Exercise: Every line that holds "JSON" should be shown.
-- Data provided start --
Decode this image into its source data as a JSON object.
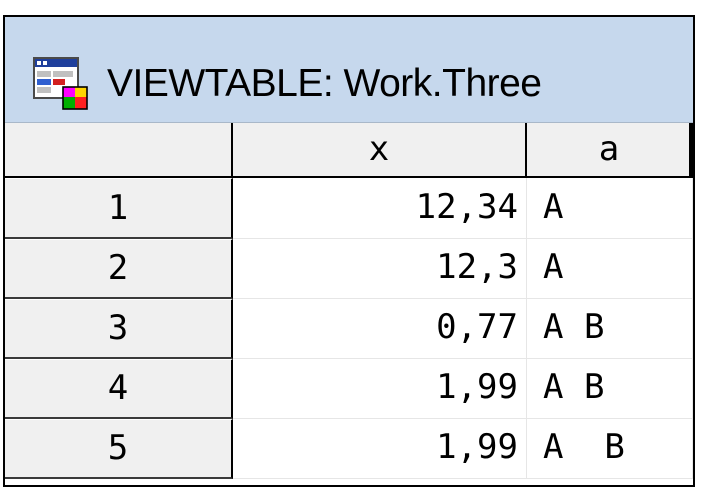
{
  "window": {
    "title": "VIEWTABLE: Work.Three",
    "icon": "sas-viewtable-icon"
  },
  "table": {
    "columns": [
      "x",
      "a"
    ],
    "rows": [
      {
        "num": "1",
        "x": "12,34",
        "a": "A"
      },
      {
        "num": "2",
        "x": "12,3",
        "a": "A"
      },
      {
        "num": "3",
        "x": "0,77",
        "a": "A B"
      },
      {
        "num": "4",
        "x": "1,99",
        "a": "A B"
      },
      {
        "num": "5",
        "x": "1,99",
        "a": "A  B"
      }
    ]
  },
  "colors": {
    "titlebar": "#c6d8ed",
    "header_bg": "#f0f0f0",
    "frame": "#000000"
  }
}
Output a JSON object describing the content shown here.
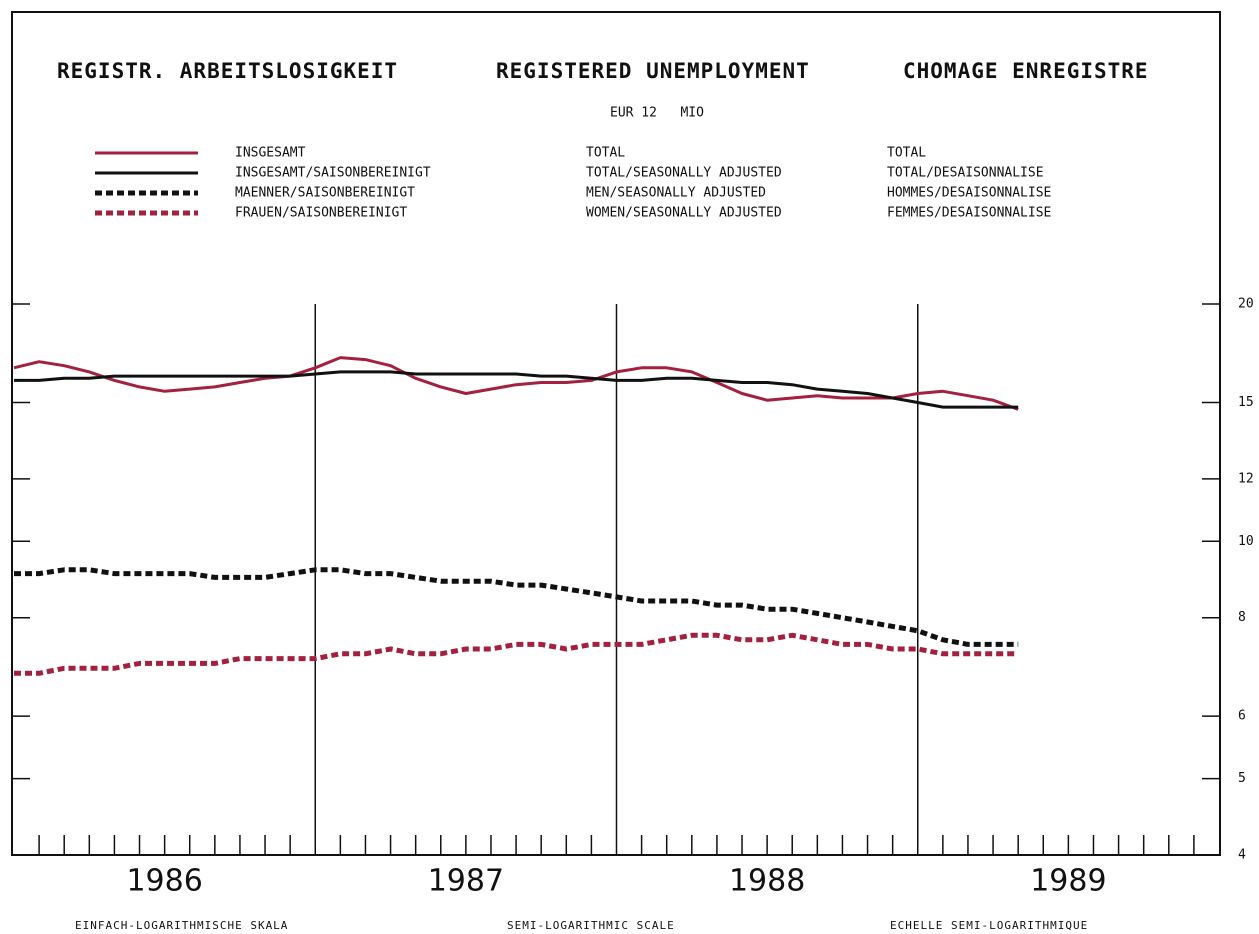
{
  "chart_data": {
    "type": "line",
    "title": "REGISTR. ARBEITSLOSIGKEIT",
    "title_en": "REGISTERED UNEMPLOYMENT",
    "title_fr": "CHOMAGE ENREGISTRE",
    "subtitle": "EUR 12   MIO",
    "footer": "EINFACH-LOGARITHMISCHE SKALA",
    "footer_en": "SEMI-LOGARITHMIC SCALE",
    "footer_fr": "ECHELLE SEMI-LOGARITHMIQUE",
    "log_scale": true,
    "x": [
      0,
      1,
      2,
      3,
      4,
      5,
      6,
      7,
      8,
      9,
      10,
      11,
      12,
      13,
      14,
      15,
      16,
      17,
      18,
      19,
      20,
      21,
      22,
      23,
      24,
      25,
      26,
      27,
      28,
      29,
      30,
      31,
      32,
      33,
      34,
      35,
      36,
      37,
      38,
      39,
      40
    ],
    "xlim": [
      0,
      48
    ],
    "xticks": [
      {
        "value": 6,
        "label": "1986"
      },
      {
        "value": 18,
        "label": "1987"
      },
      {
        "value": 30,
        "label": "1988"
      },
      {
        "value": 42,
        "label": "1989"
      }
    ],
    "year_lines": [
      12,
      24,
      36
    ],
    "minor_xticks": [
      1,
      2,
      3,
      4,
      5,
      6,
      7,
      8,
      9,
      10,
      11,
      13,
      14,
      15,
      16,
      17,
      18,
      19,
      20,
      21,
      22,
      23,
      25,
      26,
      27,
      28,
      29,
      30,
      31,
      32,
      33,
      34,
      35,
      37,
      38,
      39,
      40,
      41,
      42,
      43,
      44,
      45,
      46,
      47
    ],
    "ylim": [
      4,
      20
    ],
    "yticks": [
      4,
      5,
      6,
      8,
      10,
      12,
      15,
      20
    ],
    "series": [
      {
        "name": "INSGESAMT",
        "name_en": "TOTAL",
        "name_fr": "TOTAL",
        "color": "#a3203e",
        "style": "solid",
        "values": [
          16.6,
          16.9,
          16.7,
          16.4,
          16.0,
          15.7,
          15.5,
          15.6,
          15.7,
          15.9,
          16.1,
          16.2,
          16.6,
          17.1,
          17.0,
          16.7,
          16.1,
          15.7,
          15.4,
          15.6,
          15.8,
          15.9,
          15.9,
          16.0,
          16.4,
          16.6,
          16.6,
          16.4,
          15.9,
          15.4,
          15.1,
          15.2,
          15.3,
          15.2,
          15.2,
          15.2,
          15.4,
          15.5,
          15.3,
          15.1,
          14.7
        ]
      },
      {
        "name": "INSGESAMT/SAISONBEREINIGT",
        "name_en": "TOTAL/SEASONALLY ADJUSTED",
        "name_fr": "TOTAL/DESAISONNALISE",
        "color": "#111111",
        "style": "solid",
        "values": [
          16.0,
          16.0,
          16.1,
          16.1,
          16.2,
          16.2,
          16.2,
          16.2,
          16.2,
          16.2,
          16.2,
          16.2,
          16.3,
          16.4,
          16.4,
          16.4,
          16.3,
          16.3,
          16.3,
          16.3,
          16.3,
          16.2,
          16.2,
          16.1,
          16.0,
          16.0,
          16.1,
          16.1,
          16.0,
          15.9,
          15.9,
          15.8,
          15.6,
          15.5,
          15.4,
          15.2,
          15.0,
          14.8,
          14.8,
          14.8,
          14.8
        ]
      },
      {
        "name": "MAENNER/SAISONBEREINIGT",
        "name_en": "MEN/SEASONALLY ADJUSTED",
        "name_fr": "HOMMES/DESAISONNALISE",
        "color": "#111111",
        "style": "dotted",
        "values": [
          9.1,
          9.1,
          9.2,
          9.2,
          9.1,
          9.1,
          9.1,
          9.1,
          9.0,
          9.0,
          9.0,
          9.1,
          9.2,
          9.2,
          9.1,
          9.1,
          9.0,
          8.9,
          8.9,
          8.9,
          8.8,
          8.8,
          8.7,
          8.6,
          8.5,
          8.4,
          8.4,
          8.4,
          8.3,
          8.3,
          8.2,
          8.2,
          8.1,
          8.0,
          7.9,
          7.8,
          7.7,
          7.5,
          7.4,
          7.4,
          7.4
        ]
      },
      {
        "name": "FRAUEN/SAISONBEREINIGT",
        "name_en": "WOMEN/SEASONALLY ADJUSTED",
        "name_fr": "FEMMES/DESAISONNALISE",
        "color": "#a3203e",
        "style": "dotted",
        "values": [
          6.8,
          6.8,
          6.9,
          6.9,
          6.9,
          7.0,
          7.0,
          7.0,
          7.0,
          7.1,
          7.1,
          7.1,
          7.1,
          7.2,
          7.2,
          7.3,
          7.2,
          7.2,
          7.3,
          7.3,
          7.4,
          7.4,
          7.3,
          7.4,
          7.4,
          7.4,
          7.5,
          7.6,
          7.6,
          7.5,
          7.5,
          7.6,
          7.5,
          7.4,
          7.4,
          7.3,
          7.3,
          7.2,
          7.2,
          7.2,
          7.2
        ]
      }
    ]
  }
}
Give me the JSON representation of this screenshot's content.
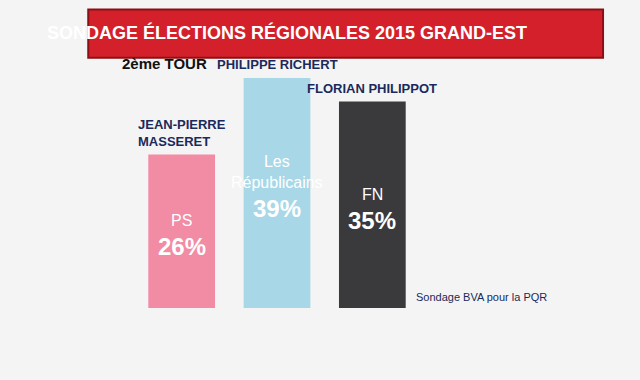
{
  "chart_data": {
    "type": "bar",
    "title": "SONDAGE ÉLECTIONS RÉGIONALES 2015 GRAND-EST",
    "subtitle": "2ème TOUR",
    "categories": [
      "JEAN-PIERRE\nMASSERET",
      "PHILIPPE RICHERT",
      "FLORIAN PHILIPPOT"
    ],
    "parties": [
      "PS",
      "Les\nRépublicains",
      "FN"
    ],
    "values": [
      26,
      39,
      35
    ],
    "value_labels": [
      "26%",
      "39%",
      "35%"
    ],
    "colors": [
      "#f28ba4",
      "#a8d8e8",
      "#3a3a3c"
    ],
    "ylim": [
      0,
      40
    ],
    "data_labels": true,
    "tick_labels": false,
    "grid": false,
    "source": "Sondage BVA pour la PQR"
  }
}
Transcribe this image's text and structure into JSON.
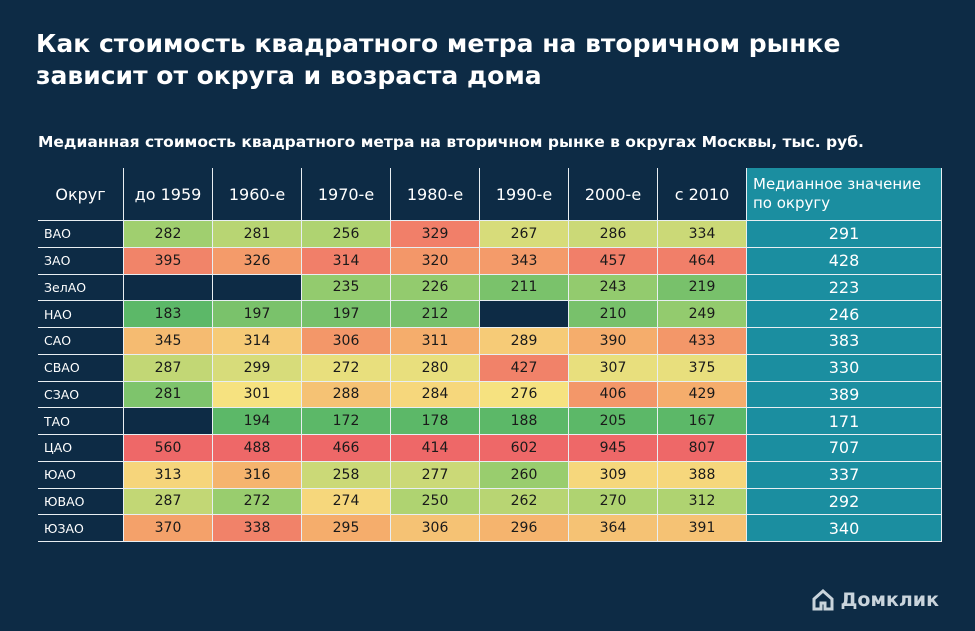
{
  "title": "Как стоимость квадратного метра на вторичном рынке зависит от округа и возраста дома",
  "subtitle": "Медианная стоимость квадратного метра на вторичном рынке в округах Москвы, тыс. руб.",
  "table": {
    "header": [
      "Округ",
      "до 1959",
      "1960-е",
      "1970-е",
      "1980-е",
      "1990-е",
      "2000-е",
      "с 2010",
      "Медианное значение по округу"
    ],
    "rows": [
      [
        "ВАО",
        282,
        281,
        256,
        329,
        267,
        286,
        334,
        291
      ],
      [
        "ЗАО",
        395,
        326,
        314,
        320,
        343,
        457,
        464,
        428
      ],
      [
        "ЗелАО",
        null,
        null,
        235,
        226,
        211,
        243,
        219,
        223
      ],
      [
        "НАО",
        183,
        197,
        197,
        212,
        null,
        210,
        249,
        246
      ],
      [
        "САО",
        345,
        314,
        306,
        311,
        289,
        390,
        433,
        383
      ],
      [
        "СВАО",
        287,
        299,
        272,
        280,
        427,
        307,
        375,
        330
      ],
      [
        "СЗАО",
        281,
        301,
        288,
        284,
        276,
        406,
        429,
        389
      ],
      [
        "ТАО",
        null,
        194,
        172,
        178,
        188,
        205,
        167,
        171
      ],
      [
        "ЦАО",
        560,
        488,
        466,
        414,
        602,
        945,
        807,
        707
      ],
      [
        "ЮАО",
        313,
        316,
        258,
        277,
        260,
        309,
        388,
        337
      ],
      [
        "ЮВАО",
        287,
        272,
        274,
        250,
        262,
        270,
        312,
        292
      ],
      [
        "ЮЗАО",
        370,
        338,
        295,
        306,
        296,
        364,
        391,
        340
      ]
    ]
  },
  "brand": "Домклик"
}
-- Data provided end --
Solution:
Decode this image into its source data as a JSON object.
Output a JSON object describing the content shown here.
Give me the JSON representation of this screenshot's content.
Transcribe this image's text and structure into JSON.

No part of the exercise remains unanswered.